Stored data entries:
[Begin]

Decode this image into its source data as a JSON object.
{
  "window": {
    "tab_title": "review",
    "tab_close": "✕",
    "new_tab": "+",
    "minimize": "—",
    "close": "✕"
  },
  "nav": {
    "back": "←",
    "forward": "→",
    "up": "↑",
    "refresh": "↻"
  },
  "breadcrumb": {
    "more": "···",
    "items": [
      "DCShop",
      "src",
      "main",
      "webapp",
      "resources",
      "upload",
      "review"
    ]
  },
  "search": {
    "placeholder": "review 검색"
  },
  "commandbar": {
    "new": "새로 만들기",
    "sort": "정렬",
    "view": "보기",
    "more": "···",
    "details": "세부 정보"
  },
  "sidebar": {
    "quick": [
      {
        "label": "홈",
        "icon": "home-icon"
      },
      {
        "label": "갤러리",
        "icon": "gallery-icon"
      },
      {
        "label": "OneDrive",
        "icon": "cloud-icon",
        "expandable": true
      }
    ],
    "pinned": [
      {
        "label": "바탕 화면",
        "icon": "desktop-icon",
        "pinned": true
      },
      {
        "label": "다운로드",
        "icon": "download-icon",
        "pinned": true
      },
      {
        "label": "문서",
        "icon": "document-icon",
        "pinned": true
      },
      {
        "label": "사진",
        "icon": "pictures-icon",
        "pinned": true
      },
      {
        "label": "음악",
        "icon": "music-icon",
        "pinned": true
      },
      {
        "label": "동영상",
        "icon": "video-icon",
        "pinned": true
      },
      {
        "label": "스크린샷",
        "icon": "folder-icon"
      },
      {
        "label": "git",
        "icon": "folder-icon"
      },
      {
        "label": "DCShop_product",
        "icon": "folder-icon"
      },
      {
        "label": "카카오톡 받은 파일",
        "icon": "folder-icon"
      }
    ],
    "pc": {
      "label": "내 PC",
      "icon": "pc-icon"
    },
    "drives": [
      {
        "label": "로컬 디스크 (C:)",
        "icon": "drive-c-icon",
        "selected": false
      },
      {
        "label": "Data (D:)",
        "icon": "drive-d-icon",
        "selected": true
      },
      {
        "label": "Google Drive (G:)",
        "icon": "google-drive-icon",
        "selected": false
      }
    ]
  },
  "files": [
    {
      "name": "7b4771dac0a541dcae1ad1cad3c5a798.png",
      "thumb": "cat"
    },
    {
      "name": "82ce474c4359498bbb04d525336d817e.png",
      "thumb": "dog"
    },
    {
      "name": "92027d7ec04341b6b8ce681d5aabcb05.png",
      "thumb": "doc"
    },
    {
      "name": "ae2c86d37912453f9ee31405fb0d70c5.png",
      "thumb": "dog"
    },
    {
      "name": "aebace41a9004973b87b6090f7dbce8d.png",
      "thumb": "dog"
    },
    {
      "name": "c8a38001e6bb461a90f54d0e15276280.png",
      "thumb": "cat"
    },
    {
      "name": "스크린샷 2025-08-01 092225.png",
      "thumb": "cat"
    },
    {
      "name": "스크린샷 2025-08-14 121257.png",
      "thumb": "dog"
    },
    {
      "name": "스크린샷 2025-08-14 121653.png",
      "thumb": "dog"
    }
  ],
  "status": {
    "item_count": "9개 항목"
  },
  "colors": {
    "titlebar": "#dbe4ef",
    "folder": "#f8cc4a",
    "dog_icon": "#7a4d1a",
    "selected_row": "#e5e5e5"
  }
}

[End]

• **What is needed**
Take every line from the data that contains the word "스크린샷".

• **Exercise result**
        "label": "스크린샷",
      "name": "스크린샷 2025-08-01 092225.png",
      "name": "스크린샷 2025-08-14 121257.png",
      "name": "스크린샷 2025-08-14 121653.png",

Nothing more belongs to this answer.